─── Supplied data

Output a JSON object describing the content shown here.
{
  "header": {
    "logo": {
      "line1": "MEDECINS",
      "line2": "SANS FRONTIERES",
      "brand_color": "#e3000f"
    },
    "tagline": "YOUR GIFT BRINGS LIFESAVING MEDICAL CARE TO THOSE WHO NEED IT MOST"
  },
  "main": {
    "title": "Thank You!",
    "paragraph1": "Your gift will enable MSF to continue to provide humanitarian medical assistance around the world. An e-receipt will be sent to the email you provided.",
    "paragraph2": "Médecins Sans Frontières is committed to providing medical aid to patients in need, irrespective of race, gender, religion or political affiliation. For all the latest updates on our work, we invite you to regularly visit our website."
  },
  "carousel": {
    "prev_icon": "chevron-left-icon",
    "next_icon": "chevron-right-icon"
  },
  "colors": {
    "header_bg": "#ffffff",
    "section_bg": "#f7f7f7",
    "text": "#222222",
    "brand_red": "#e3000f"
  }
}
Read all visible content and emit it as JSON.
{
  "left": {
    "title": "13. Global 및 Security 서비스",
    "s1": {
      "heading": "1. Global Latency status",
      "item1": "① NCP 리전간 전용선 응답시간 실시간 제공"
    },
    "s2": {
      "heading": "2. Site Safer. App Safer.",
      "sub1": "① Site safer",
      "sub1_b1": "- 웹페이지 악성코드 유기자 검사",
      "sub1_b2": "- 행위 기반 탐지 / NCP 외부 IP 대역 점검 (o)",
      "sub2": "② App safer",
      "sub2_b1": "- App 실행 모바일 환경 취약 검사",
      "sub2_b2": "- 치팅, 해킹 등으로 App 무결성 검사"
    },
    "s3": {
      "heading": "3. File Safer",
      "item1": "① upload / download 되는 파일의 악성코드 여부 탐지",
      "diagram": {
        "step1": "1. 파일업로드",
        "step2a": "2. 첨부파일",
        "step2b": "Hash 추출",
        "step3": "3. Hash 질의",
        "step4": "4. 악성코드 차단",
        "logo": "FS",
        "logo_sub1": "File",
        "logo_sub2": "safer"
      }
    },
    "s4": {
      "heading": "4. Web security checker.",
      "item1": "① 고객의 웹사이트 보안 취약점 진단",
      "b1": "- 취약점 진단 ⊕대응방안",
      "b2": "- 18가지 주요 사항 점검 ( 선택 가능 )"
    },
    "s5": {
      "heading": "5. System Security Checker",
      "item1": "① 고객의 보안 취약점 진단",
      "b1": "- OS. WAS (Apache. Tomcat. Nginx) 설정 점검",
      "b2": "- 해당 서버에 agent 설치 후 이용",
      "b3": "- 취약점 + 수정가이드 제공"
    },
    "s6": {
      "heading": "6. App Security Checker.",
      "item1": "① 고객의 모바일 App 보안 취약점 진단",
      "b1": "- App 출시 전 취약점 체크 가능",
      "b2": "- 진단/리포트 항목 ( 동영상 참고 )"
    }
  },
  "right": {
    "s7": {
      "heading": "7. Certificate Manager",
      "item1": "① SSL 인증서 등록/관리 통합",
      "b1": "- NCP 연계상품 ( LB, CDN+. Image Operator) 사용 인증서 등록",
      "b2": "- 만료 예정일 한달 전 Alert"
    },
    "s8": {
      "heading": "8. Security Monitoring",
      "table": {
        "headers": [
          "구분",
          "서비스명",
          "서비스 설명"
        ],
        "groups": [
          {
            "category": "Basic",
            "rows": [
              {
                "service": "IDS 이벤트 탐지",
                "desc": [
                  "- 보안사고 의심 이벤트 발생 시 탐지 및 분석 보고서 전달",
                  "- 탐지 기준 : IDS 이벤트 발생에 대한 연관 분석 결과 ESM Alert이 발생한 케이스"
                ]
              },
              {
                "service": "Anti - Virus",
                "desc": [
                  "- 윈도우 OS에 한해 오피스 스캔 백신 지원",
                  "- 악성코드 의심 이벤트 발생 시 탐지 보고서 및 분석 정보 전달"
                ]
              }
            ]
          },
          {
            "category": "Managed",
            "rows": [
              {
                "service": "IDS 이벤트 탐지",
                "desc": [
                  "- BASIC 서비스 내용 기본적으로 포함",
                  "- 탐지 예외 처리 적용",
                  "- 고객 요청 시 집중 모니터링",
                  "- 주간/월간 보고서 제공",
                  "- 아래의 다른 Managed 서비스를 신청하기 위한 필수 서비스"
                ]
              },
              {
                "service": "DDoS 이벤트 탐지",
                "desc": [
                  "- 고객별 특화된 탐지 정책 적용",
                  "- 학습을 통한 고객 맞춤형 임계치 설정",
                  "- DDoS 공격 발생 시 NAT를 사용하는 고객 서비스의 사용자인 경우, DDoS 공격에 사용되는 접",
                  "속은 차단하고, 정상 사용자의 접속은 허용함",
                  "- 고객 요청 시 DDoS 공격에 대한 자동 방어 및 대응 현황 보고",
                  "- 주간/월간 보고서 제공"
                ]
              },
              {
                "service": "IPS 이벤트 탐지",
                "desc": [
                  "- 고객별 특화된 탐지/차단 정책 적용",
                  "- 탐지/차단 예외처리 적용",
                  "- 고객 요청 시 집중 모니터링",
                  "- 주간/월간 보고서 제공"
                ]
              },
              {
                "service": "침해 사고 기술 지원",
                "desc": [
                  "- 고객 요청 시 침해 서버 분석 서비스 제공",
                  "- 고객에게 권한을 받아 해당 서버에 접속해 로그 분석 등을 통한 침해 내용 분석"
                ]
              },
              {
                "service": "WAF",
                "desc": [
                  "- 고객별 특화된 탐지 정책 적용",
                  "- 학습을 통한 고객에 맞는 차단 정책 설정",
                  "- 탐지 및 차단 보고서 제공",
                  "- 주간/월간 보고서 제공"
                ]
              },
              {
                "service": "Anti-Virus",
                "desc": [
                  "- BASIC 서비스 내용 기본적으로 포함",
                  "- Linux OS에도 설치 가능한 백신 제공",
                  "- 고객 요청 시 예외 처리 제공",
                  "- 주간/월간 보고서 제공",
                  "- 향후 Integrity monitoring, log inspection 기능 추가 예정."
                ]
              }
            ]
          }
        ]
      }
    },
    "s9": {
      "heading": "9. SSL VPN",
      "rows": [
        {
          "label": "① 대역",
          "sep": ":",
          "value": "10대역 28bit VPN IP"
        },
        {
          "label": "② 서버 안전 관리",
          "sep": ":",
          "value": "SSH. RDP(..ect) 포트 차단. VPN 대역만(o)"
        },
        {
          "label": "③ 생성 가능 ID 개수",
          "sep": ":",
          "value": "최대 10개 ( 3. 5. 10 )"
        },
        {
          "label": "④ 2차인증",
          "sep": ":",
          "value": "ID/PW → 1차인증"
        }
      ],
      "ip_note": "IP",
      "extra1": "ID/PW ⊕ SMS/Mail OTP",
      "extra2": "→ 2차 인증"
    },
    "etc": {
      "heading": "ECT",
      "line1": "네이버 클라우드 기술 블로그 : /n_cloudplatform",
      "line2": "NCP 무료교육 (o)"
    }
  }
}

──────

> Activity
Write each record above out again exactly as it reads.

> Task output
Output a JSON object describing the content shown here.
{
  "header": {
    "logo": {
      "line1": "MEDECINS",
      "line2": "SANS FRONTIERES",
      "brand_color": "#e3000f"
    },
    "tagline": "YOUR GIFT BRINGS LIFESAVING MEDICAL CARE TO THOSE WHO NEED IT MOST"
  },
  "main": {
    "title": "Thank You!",
    "paragraph1": "Your gift will enable MSF to continue to provide humanitarian medical assistance around the world. An e-receipt will be sent to the email you provided.",
    "paragraph2": "Médecins Sans Frontières is committed to providing medical aid to patients in need, irrespective of race, gender, religion or political affiliation. For all the latest updates on our work, we invite you to regularly visit our website."
  },
  "carousel": {
    "prev_icon": "chevron-left-icon",
    "next_icon": "chevron-right-icon"
  },
  "colors": {
    "header_bg": "#ffffff",
    "section_bg": "#f7f7f7",
    "text": "#222222",
    "brand_red": "#e3000f"
  }
}
Read all visible content and emit it as JSON.
{
  "left": {
    "title": "13. Global 및 Security 서비스",
    "s1": {
      "heading": "1. Global Latency status",
      "item1": "① NCP 리전간 전용선 응답시간 실시간 제공"
    },
    "s2": {
      "heading": "2. Site Safer. App Safer.",
      "sub1": "① Site safer",
      "sub1_b1": "- 웹페이지 악성코드 유기자 검사",
      "sub1_b2": "- 행위 기반 탐지 / NCP 외부 IP 대역 점검 (o)",
      "sub2": "② App safer",
      "sub2_b1": "- App 실행 모바일 환경 취약 검사",
      "sub2_b2": "- 치팅, 해킹 등으로 App 무결성 검사"
    },
    "s3": {
      "heading": "3. File Safer",
      "item1": "① upload / download 되는 파일의 악성코드 여부 탐지",
      "diagram": {
        "step1": "1. 파일업로드",
        "step2a": "2. 첨부파일",
        "step2b": "Hash 추출",
        "step3": "3. Hash 질의",
        "step4": "4. 악성코드 차단",
        "logo": "FS",
        "logo_sub1": "File",
        "logo_sub2": "safer"
      }
    },
    "s4": {
      "heading": "4. Web security checker.",
      "item1": "① 고객의 웹사이트 보안 취약점 진단",
      "b1": "- 취약점 진단 ⊕대응방안",
      "b2": "- 18가지 주요 사항 점검 ( 선택 가능 )"
    },
    "s5": {
      "heading": "5. System Security Checker",
      "item1": "① 고객의 보안 취약점 진단",
      "b1": "- OS. WAS (Apache. Tomcat. Nginx) 설정 점검",
      "b2": "- 해당 서버에 agent 설치 후 이용",
      "b3": "- 취약점 + 수정가이드 제공"
    },
    "s6": {
      "heading": "6. App Security Checker.",
      "item1": "① 고객의 모바일 App 보안 취약점 진단",
      "b1": "- App 출시 전 취약점 체크 가능",
      "b2": "- 진단/리포트 항목 ( 동영상 참고 )"
    }
  },
  "right": {
    "s7": {
      "heading": "7. Certificate Manager",
      "item1": "① SSL 인증서 등록/관리 통합",
      "b1": "- NCP 연계상품 ( LB, CDN+. Image Operator) 사용 인증서 등록",
      "b2": "- 만료 예정일 한달 전 Alert"
    },
    "s8": {
      "heading": "8. Security Monitoring",
      "table": {
        "headers": [
          "구분",
          "서비스명",
          "서비스 설명"
        ],
        "groups": [
          {
            "category": "Basic",
            "rows": [
              {
                "service": "IDS 이벤트 탐지",
                "desc": [
                  "- 보안사고 의심 이벤트 발생 시 탐지 및 분석 보고서 전달",
                  "- 탐지 기준 : IDS 이벤트 발생에 대한 연관 분석 결과 ESM Alert이 발생한 케이스"
                ]
              },
              {
                "service": "Anti - Virus",
                "desc": [
                  "- 윈도우 OS에 한해 오피스 스캔 백신 지원",
                  "- 악성코드 의심 이벤트 발생 시 탐지 보고서 및 분석 정보 전달"
                ]
              }
            ]
          },
          {
            "category": "Managed",
            "rows": [
              {
                "service": "IDS 이벤트 탐지",
                "desc": [
                  "- BASIC 서비스 내용 기본적으로 포함",
                  "- 탐지 예외 처리 적용",
                  "- 고객 요청 시 집중 모니터링",
                  "- 주간/월간 보고서 제공",
                  "- 아래의 다른 Managed 서비스를 신청하기 위한 필수 서비스"
                ]
              },
              {
                "service": "DDoS 이벤트 탐지",
                "desc": [
                  "- 고객별 특화된 탐지 정책 적용",
                  "- 학습을 통한 고객 맞춤형 임계치 설정",
                  "- DDoS 공격 발생 시 NAT를 사용하는 고객 서비스의 사용자인 경우, DDoS 공격에 사용되는 접",
                  "속은 차단하고, 정상 사용자의 접속은 허용함",
                  "- 고객 요청 시 DDoS 공격에 대한 자동 방어 및 대응 현황 보고",
                  "- 주간/월간 보고서 제공"
                ]
              },
              {
                "service": "IPS 이벤트 탐지",
                "desc": [
                  "- 고객별 특화된 탐지/차단 정책 적용",
                  "- 탐지/차단 예외처리 적용",
                  "- 고객 요청 시 집중 모니터링",
                  "- 주간/월간 보고서 제공"
                ]
              },
              {
                "service": "침해 사고 기술 지원",
                "desc": [
                  "- 고객 요청 시 침해 서버 분석 서비스 제공",
                  "- 고객에게 권한을 받아 해당 서버에 접속해 로그 분석 등을 통한 침해 내용 분석"
                ]
              },
              {
                "service": "WAF",
                "desc": [
                  "- 고객별 특화된 탐지 정책 적용",
                  "- 학습을 통한 고객에 맞는 차단 정책 설정",
                  "- 탐지 및 차단 보고서 제공",
                  "- 주간/월간 보고서 제공"
                ]
              },
              {
                "service": "Anti-Virus",
                "desc": [
                  "- BASIC 서비스 내용 기본적으로 포함",
                  "- Linux OS에도 설치 가능한 백신 제공",
                  "- 고객 요청 시 예외 처리 제공",
                  "- 주간/월간 보고서 제공",
                  "- 향후 Integrity monitoring, log inspection 기능 추가 예정."
                ]
              }
            ]
          }
        ]
      }
    },
    "s9": {
      "heading": "9. SSL VPN",
      "rows": [
        {
          "label": "① 대역",
          "sep": ":",
          "value": "10대역 28bit VPN IP"
        },
        {
          "label": "② 서버 안전 관리",
          "sep": ":",
          "value": "SSH. RDP(..ect) 포트 차단. VPN 대역만(o)"
        },
        {
          "label": "③ 생성 가능 ID 개수",
          "sep": ":",
          "value": "최대 10개 ( 3. 5. 10 )"
        },
        {
          "label": "④ 2차인증",
          "sep": ":",
          "value": "ID/PW → 1차인증"
        }
      ],
      "ip_note": "IP",
      "extra1": "ID/PW ⊕ SMS/Mail OTP",
      "extra2": "→ 2차 인증"
    },
    "etc": {
      "heading": "ECT",
      "line1": "네이버 클라우드 기술 블로그 : /n_cloudplatform",
      "line2": "NCP 무료교육 (o)"
    }
  }
}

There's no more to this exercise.